## TASK TO COMPLETE
Write the data out again exactly, dropping any images it holds.

Extracted records:
------------------------------
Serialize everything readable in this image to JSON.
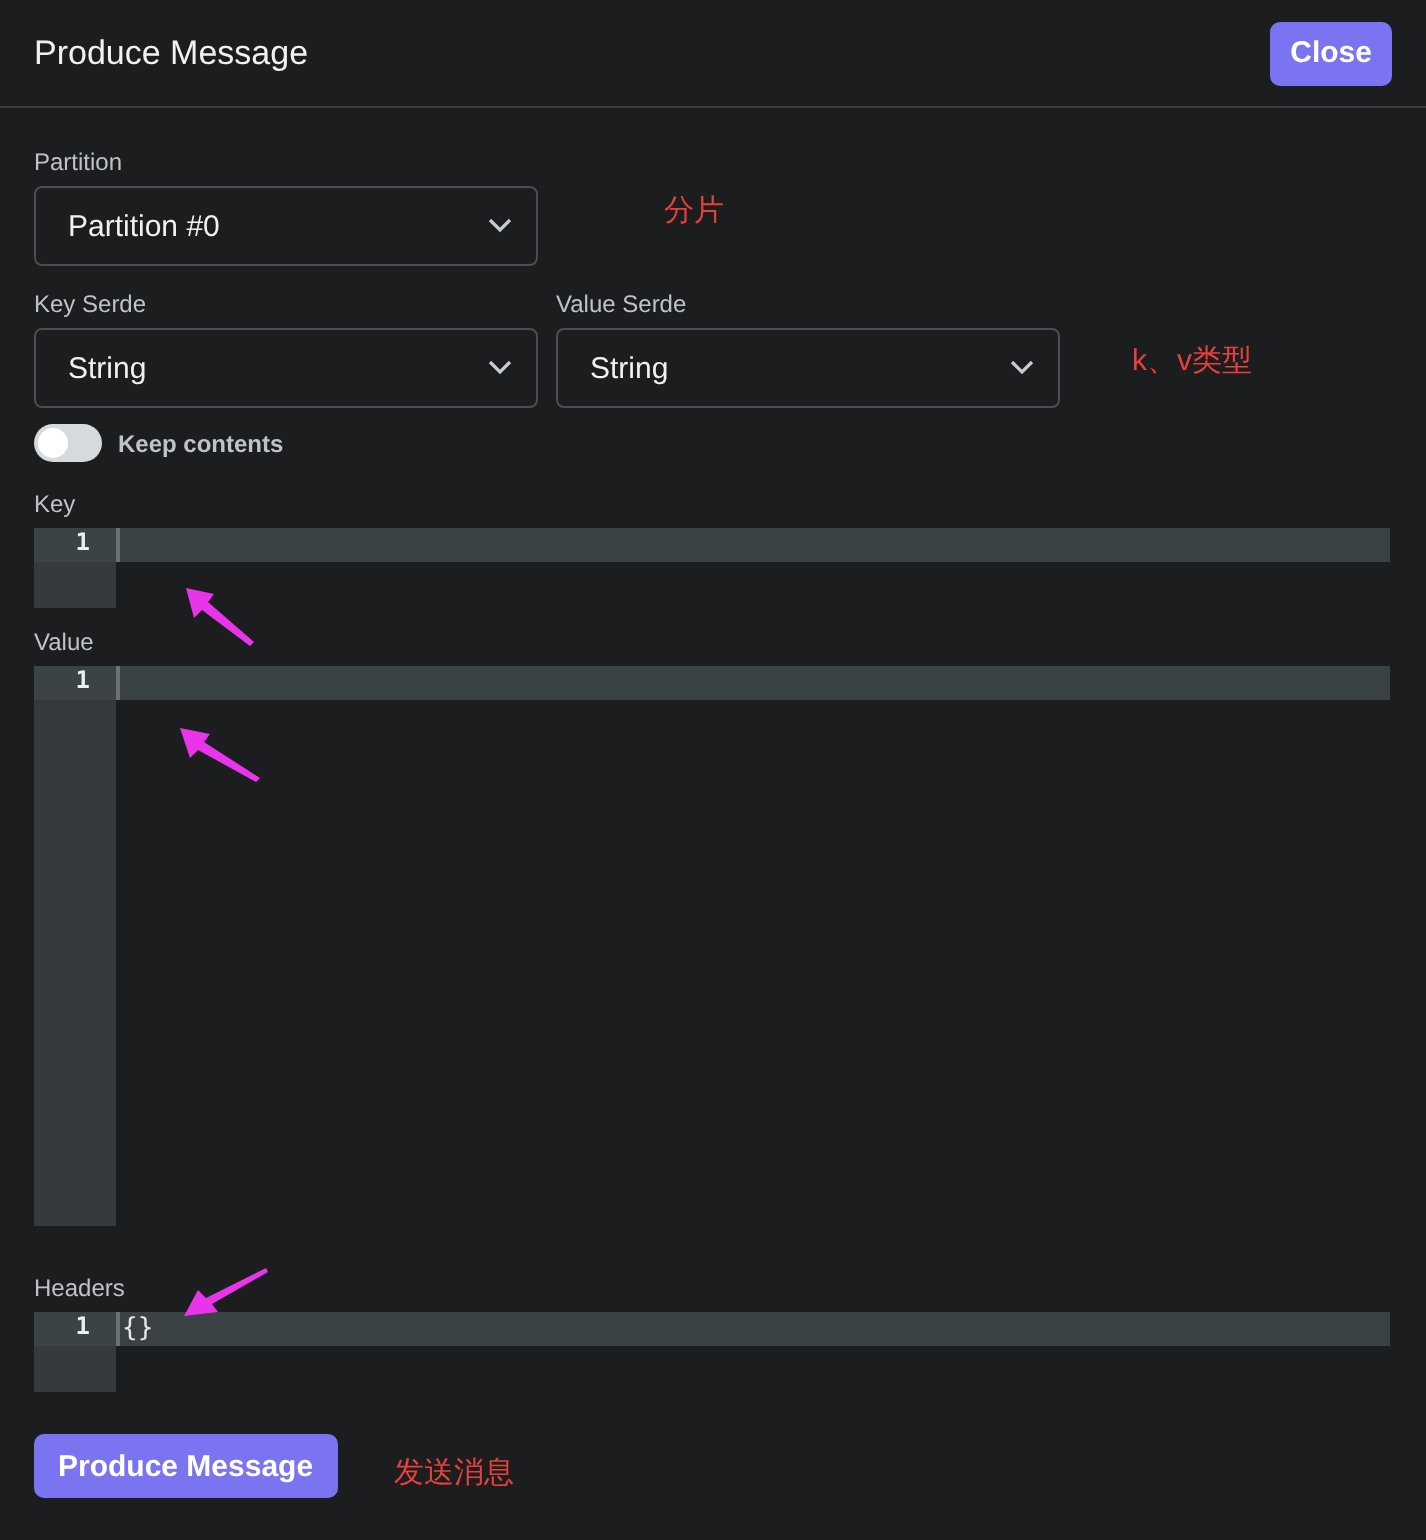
{
  "dialog": {
    "title": "Produce Message",
    "close_button": "Close"
  },
  "partition": {
    "label": "Partition",
    "value": "Partition #0"
  },
  "key_serde": {
    "label": "Key Serde",
    "value": "String"
  },
  "value_serde": {
    "label": "Value Serde",
    "value": "String"
  },
  "keep_contents": {
    "label": "Keep contents",
    "on": false
  },
  "editors": [
    {
      "label": "Key",
      "line_number": "1"
    },
    {
      "label": "Value",
      "line_number": "1"
    },
    {
      "label": "Headers",
      "line_number": "1",
      "content": "{}"
    }
  ],
  "submit_button": "Produce Message",
  "annotations": [
    {
      "text": "分片"
    },
    {
      "text": "k、v类型"
    },
    {
      "text": "发送消息"
    }
  ]
}
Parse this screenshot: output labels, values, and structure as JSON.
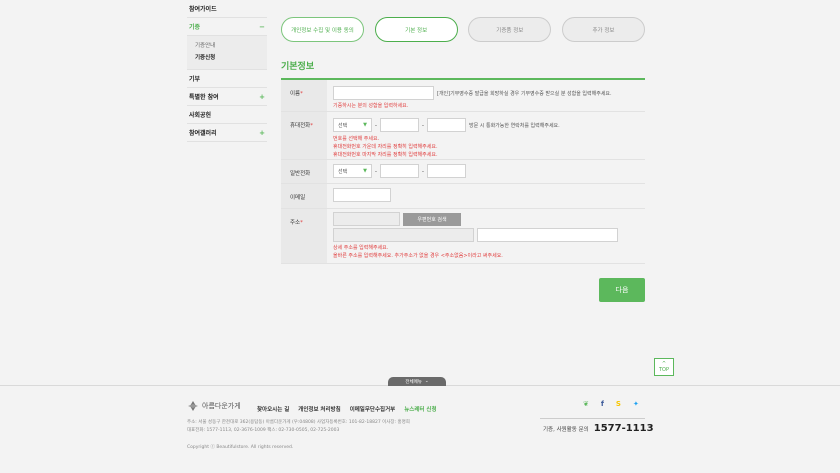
{
  "sidebar": {
    "items": [
      {
        "label": "참여가이드",
        "marker": ""
      },
      {
        "label": "기증",
        "marker": "−"
      },
      {
        "label": "기부",
        "marker": ""
      },
      {
        "label": "특별한 참여",
        "marker": "+"
      },
      {
        "label": "사회공헌",
        "marker": ""
      },
      {
        "label": "참여갤러리",
        "marker": "+"
      }
    ],
    "sub": [
      "기증안내",
      "기증신청"
    ]
  },
  "steps": [
    "개인정보 수집 및 이용 동의",
    "기본 정보",
    "기증품 정보",
    "추가 정보"
  ],
  "section_title": "기본정보",
  "form": {
    "name_label": "이름",
    "req": "*",
    "name_hint": "[개인]기부영수증 발급을 희망하실 경우 기부영수증 받으실 분 성함을 입력해주세요.",
    "name_error": "기증하시는 분의 성함을 입력하세요.",
    "mobile_label": "휴대전화",
    "select_default": "선택",
    "dash": "-",
    "mobile_hint": "방문 시 통화가능한 연락처를 입력해주세요.",
    "mobile_errors": [
      "번호를 선택해 주세요.",
      "휴대전화번호 가운데 자리를 정확히 입력해주세요.",
      "휴대전화번호 마지막 자리를 정확히 입력해주세요."
    ],
    "phone_label": "일반전화",
    "email_label": "이메일",
    "address_label": "주소",
    "zip_button": "우편번호 검색",
    "address_errors": [
      "상세 주소를 입력해주세요.",
      "올바른 주소를 입력해주세요. 추가주소가 없을 경우 <주소없음>이라고 써주세요."
    ]
  },
  "next_button": "다음",
  "top_button": "TOP",
  "all_menu": "전체메뉴",
  "footer": {
    "logo": "아름다운가게",
    "links": [
      "찾아오시는 길",
      "개인정보 처리방침",
      "이메일무단수집거부",
      "뉴스레터 신청"
    ],
    "address1": "주소: 서울 성동구 한천대로 362(용답동) 아름다운가게 (우:04808)   사업자등록번호: 101-82-18827   이사장: 홍명희",
    "address2": "대표전화: 1577-1113, 02-3676-1009   팩스: 02-730-0505, 02-725-2003",
    "copyright": "Copyright ⓒ Beautifulstore. All rights reserved.",
    "contact_label": "기증, 사원활동 문의",
    "contact_number": "1577-1113"
  },
  "colors": {
    "accent": "#5cb85c",
    "error": "#e03c3c"
  }
}
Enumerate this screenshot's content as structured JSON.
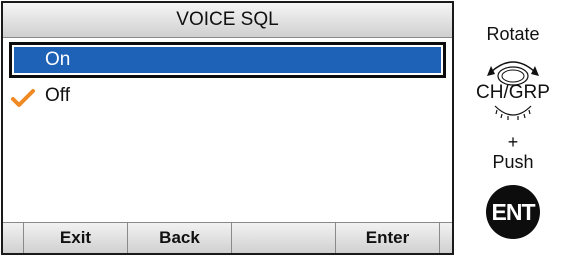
{
  "screen": {
    "title": "VOICE SQL",
    "items": [
      {
        "label": "On",
        "selected": true,
        "checked": false
      },
      {
        "label": "Off",
        "selected": false,
        "checked": true
      }
    ],
    "softkeys": [
      "",
      "Exit",
      "Back",
      "",
      "Enter",
      ""
    ]
  },
  "instructions": {
    "rotate": "Rotate",
    "knob_label": "CH/GRP",
    "plus": "+",
    "push": "Push",
    "ent_key": "ENT"
  },
  "colors": {
    "highlight": "#1d62b6",
    "check": "#f08a24"
  },
  "icons": {
    "check": "check-icon",
    "knob": "rotary-knob-icon"
  }
}
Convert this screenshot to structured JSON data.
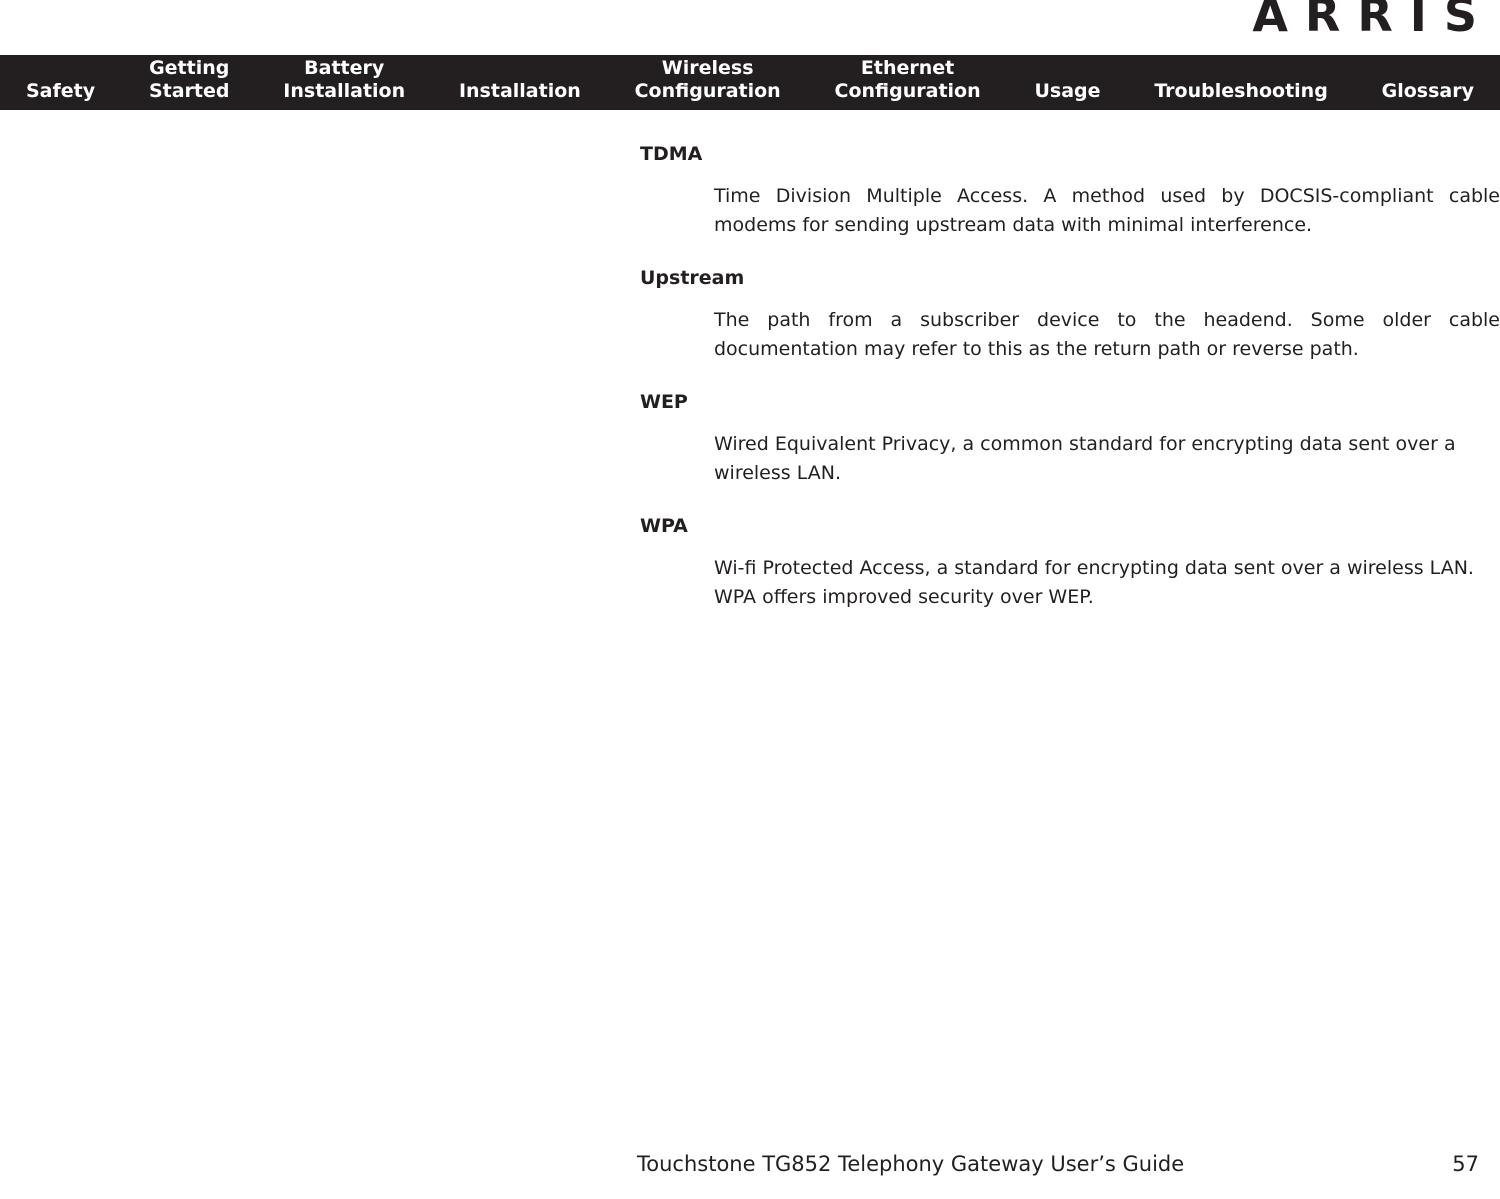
{
  "brand": {
    "logo_text": "ARRIS"
  },
  "nav": {
    "items": [
      {
        "lines": [
          "Safety"
        ]
      },
      {
        "lines": [
          "Getting",
          "Started"
        ]
      },
      {
        "lines": [
          "Battery",
          "Installation"
        ]
      },
      {
        "lines": [
          "Installation"
        ]
      },
      {
        "lines": [
          "Wireless",
          "Configuration"
        ]
      },
      {
        "lines": [
          "Ethernet",
          "Configuration"
        ]
      },
      {
        "lines": [
          "Usage"
        ]
      },
      {
        "lines": [
          "Troubleshooting"
        ]
      },
      {
        "lines": [
          "Glossary"
        ]
      }
    ]
  },
  "glossary": {
    "entries": [
      {
        "term": "TDMA",
        "definition": "Time Division Multiple Access. A method used by DOCSIS-compliant cable modems for sending upstream data with minimal interference."
      },
      {
        "term": "Upstream",
        "definition": "The path from a subscriber device to the headend. Some older cable documentation may refer to this as the return path or reverse path."
      },
      {
        "term": "WEP",
        "definition": "Wired Equivalent Privacy, a common standard for encrypting data sent over a wireless LAN."
      },
      {
        "term": "WPA",
        "definition": "Wi-fi Protected Access, a standard for encrypting data sent over a wireless LAN. WPA offers improved security over WEP."
      }
    ]
  },
  "footer": {
    "title": "Touchstone TG852 Telephony Gateway User’s Guide",
    "page_number": "57"
  }
}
------------------------------
## THE ANSWER
Serialize everything readable in this image to JSON.
{
  "dialog": {
    "title": "Produce Message",
    "close_button": "Close"
  },
  "partition": {
    "label": "Partition",
    "value": "Partition #0"
  },
  "key_serde": {
    "label": "Key Serde",
    "value": "String"
  },
  "value_serde": {
    "label": "Value Serde",
    "value": "String"
  },
  "keep_contents": {
    "label": "Keep contents",
    "on": false
  },
  "editors": [
    {
      "label": "Key",
      "line_number": "1"
    },
    {
      "label": "Value",
      "line_number": "1"
    },
    {
      "label": "Headers",
      "line_number": "1",
      "content": "{}"
    }
  ],
  "submit_button": "Produce Message",
  "annotations": [
    {
      "text": "分片"
    },
    {
      "text": "k、v类型"
    },
    {
      "text": "发送消息"
    }
  ]
}
Parse this screenshot: output labels, values, and structure as JSON.
{
  "sidebar": {
    "items": [
      {
        "label": "참여가이드",
        "marker": ""
      },
      {
        "label": "기증",
        "marker": "−"
      },
      {
        "label": "기부",
        "marker": ""
      },
      {
        "label": "특별한 참여",
        "marker": "+"
      },
      {
        "label": "사회공헌",
        "marker": ""
      },
      {
        "label": "참여갤러리",
        "marker": "+"
      }
    ],
    "sub": [
      "기증안내",
      "기증신청"
    ]
  },
  "steps": [
    "개인정보 수집 및 이용 동의",
    "기본 정보",
    "기증품 정보",
    "추가 정보"
  ],
  "section_title": "기본정보",
  "form": {
    "name_label": "이름",
    "req": "*",
    "name_hint": "[개인]기부영수증 발급을 희망하실 경우 기부영수증 받으실 분 성함을 입력해주세요.",
    "name_error": "기증하시는 분의 성함을 입력하세요.",
    "mobile_label": "휴대전화",
    "select_default": "선택",
    "dash": "-",
    "mobile_hint": "방문 시 통화가능한 연락처를 입력해주세요.",
    "mobile_errors": [
      "번호를 선택해 주세요.",
      "휴대전화번호 가운데 자리를 정확히 입력해주세요.",
      "휴대전화번호 마지막 자리를 정확히 입력해주세요."
    ],
    "phone_label": "일반전화",
    "email_label": "이메일",
    "address_label": "주소",
    "zip_button": "우편번호 검색",
    "address_errors": [
      "상세 주소를 입력해주세요.",
      "올바른 주소를 입력해주세요. 추가주소가 없을 경우 <주소없음>이라고 써주세요."
    ]
  },
  "next_button": "다음",
  "top_button": "TOP",
  "all_menu": "전체메뉴",
  "footer": {
    "logo": "아름다운가게",
    "links": [
      "찾아오시는 길",
      "개인정보 처리방침",
      "이메일무단수집거부",
      "뉴스레터 신청"
    ],
    "address1": "주소: 서울 성동구 한천대로 362(용답동) 아름다운가게 (우:04808)   사업자등록번호: 101-82-18827   이사장: 홍명희",
    "address2": "대표전화: 1577-1113, 02-3676-1009   팩스: 02-730-0505, 02-725-2003",
    "copyright": "Copyright ⓒ Beautifulstore. All rights reserved.",
    "contact_label": "기증, 사원활동 문의",
    "contact_number": "1577-1113"
  },
  "colors": {
    "accent": "#5cb85c",
    "error": "#e03c3c"
  }
}
Enumerate this screenshot's content as structured JSON.
{
  "screen": {
    "title": "VOICE SQL",
    "items": [
      {
        "label": "On",
        "selected": true,
        "checked": false
      },
      {
        "label": "Off",
        "selected": false,
        "checked": true
      }
    ],
    "softkeys": [
      "",
      "Exit",
      "Back",
      "",
      "Enter",
      ""
    ]
  },
  "instructions": {
    "rotate": "Rotate",
    "knob_label": "CH/GRP",
    "plus": "+",
    "push": "Push",
    "ent_key": "ENT"
  },
  "colors": {
    "highlight": "#1d62b6",
    "check": "#f08a24"
  },
  "icons": {
    "check": "check-icon",
    "knob": "rotary-knob-icon"
  }
}
Convert this screenshot to structured JSON data.
{
  "brand": {
    "logo_text": "ARRIS"
  },
  "nav": {
    "items": [
      {
        "lines": [
          "Safety"
        ]
      },
      {
        "lines": [
          "Getting",
          "Started"
        ]
      },
      {
        "lines": [
          "Battery",
          "Installation"
        ]
      },
      {
        "lines": [
          "Installation"
        ]
      },
      {
        "lines": [
          "Wireless",
          "Configuration"
        ]
      },
      {
        "lines": [
          "Ethernet",
          "Configuration"
        ]
      },
      {
        "lines": [
          "Usage"
        ]
      },
      {
        "lines": [
          "Troubleshooting"
        ]
      },
      {
        "lines": [
          "Glossary"
        ]
      }
    ]
  },
  "glossary": {
    "entries": [
      {
        "term": "TDMA",
        "definition": "Time Division Multiple Access. A method used by DOCSIS-compliant cable modems for sending upstream data with minimal interference."
      },
      {
        "term": "Upstream",
        "definition": "The path from a subscriber device to the headend. Some older cable documentation may refer to this as the return path or reverse path."
      },
      {
        "term": "WEP",
        "definition": "Wired Equivalent Privacy, a common standard for encrypting data sent over a wireless LAN."
      },
      {
        "term": "WPA",
        "definition": "Wi-fi Protected Access, a standard for encrypting data sent over a wireless LAN. WPA offers improved security over WEP."
      }
    ]
  },
  "footer": {
    "title": "Touchstone TG852 Telephony Gateway User’s Guide",
    "page_number": "57"
  }
}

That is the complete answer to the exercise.